--- Written problem ---
Write the entries below out again exactly; any picture in them stays out.

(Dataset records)
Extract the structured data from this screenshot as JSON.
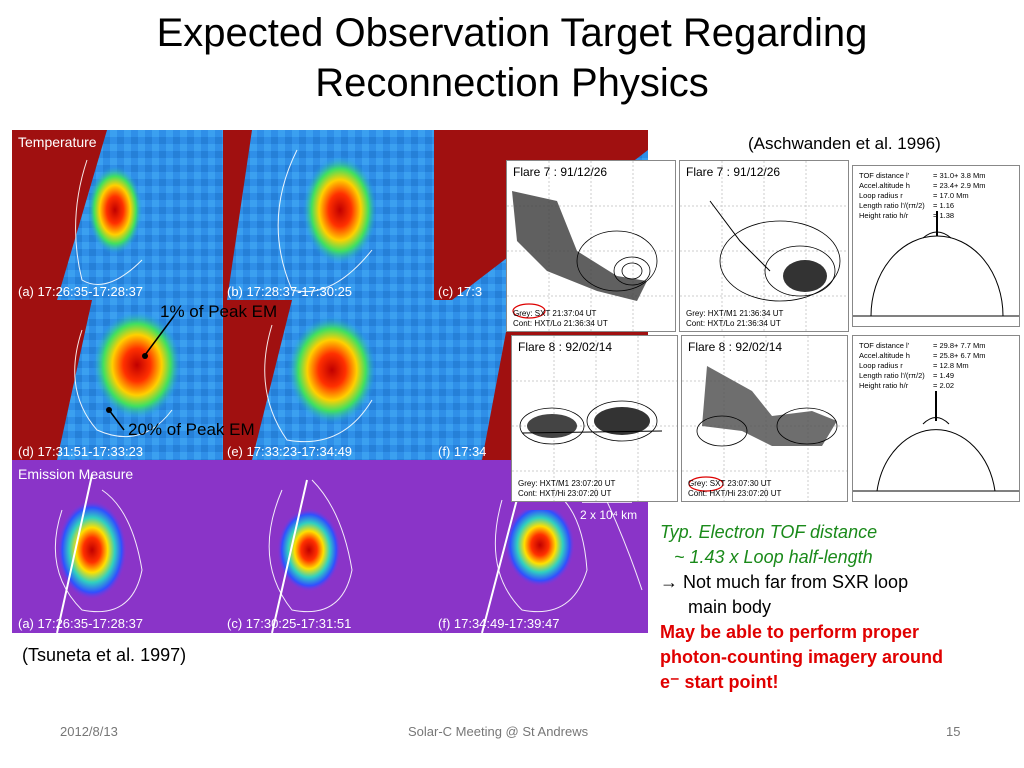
{
  "slide": {
    "title_line1": "Expected Observation Target Regarding",
    "title_line2": "Reconnection Physics",
    "ref_left": "(Tsuneta et al. 1997)",
    "ref_right": "(Aschwanden et al. 1996)"
  },
  "tsuneta": {
    "temperature_label": "Temperature",
    "em_label": "Emission Measure",
    "panel_a": "(a) 17:26:35-17:28:37",
    "panel_b": "(b) 17:28:37-17:30:25",
    "panel_c_top": "(c) 17:3",
    "panel_d": "(d) 17:31:51-17:33:23",
    "panel_e": "(e) 17:33:23-17:34:49",
    "panel_f_mid": "(f) 17:34",
    "em_a": "(a) 17:26:35-17:28:37",
    "em_c": "(c) 17:30:25-17:31:51",
    "em_f": "(f) 17:34:49-17:39:47",
    "scale": "2 x 10⁴ km",
    "annot_1": "1% of Peak EM",
    "annot_20": "20% of Peak EM"
  },
  "aschwanden": {
    "flare7_title": "Flare  7 : 91/12/26",
    "flare8_title": "Flare  8 : 92/02/14",
    "f7a_cap1": "Grey: SXT  21:37:04 UT",
    "f7a_cap2": "Cont: HXT/Lo  21:36:34 UT",
    "f7b_cap1": "Grey: HXT/M1  21:36:34 UT",
    "f7b_cap2": "Cont: HXT/Lo  21:36:34 UT",
    "f8a_cap1": "Grey: HXT/M1  23:07:20 UT",
    "f8a_cap2": "Cont: HXT/Hi  23:07:20 UT",
    "f8b_cap1": "Grey: SXT  23:07:30 UT",
    "f8b_cap2": "Cont: HXT/Hi  23:07:20 UT",
    "tof1": [
      "TOF distance l'",
      "Accel.altitude h",
      "Loop radius r",
      "Length ratio l'/(rπ/2)",
      "Height ratio h/r"
    ],
    "tof1_vals": [
      "= 31.0+  3.8 Mm",
      "= 23.4+  2.9 Mm",
      "= 17.0 Mm",
      "= 1.16",
      "= 1.38"
    ],
    "tof2": [
      "TOF distance l'",
      "Accel.altitude h",
      "Loop radius r",
      "Length ratio l'/(rπ/2)",
      "Height ratio h/r"
    ],
    "tof2_vals": [
      "= 29.8+  7.7 Mm",
      "= 25.8+  6.7 Mm",
      "= 12.8 Mm",
      "= 1.49",
      "= 2.02"
    ]
  },
  "notes": {
    "line1": "Typ. Electron TOF distance",
    "line2": "~ 1.43 x Loop half-length",
    "line3": "→ Not much far from SXR loop",
    "line4": "main body",
    "red1": "May be able to perform proper",
    "red2": "photon-counting imagery around",
    "red3": "e⁻ start point!"
  },
  "footer": {
    "date": "2012/8/13",
    "center": "Solar-C Meeting @ St Andrews",
    "page": "15"
  }
}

--- Solution to this exercise ---
Extract the structured data from this screenshot as JSON.
{
  "slide": {
    "title_line1": "Expected Observation Target Regarding",
    "title_line2": "Reconnection Physics",
    "ref_left": "(Tsuneta et al. 1997)",
    "ref_right": "(Aschwanden et al. 1996)"
  },
  "tsuneta": {
    "temperature_label": "Temperature",
    "em_label": "Emission Measure",
    "panel_a": "(a) 17:26:35-17:28:37",
    "panel_b": "(b) 17:28:37-17:30:25",
    "panel_c_top": "(c) 17:3",
    "panel_d": "(d) 17:31:51-17:33:23",
    "panel_e": "(e) 17:33:23-17:34:49",
    "panel_f_mid": "(f) 17:34",
    "em_a": "(a) 17:26:35-17:28:37",
    "em_c": "(c) 17:30:25-17:31:51",
    "em_f": "(f) 17:34:49-17:39:47",
    "scale": "2 x 10⁴ km",
    "annot_1": "1% of Peak EM",
    "annot_20": "20% of Peak EM"
  },
  "aschwanden": {
    "flare7_title": "Flare  7 : 91/12/26",
    "flare8_title": "Flare  8 : 92/02/14",
    "f7a_cap1": "Grey: SXT  21:37:04 UT",
    "f7a_cap2": "Cont: HXT/Lo  21:36:34 UT",
    "f7b_cap1": "Grey: HXT/M1  21:36:34 UT",
    "f7b_cap2": "Cont: HXT/Lo  21:36:34 UT",
    "f8a_cap1": "Grey: HXT/M1  23:07:20 UT",
    "f8a_cap2": "Cont: HXT/Hi  23:07:20 UT",
    "f8b_cap1": "Grey: SXT  23:07:30 UT",
    "f8b_cap2": "Cont: HXT/Hi  23:07:20 UT",
    "tof1": [
      "TOF distance l'",
      "Accel.altitude h",
      "Loop radius r",
      "Length ratio l'/(rπ/2)",
      "Height ratio h/r"
    ],
    "tof1_vals": [
      "= 31.0+  3.8 Mm",
      "= 23.4+  2.9 Mm",
      "= 17.0 Mm",
      "= 1.16",
      "= 1.38"
    ],
    "tof2": [
      "TOF distance l'",
      "Accel.altitude h",
      "Loop radius r",
      "Length ratio l'/(rπ/2)",
      "Height ratio h/r"
    ],
    "tof2_vals": [
      "= 29.8+  7.7 Mm",
      "= 25.8+  6.7 Mm",
      "= 12.8 Mm",
      "= 1.49",
      "= 2.02"
    ]
  },
  "notes": {
    "line1": "Typ. Electron TOF distance",
    "line2": "~ 1.43 x Loop half-length",
    "line3": "→ Not much far from SXR loop",
    "line4": "main body",
    "red1": "May be able to perform proper",
    "red2": "photon-counting imagery around",
    "red3": "e⁻ start point!"
  },
  "footer": {
    "date": "2012/8/13",
    "center": "Solar-C Meeting @ St Andrews",
    "page": "15"
  }
}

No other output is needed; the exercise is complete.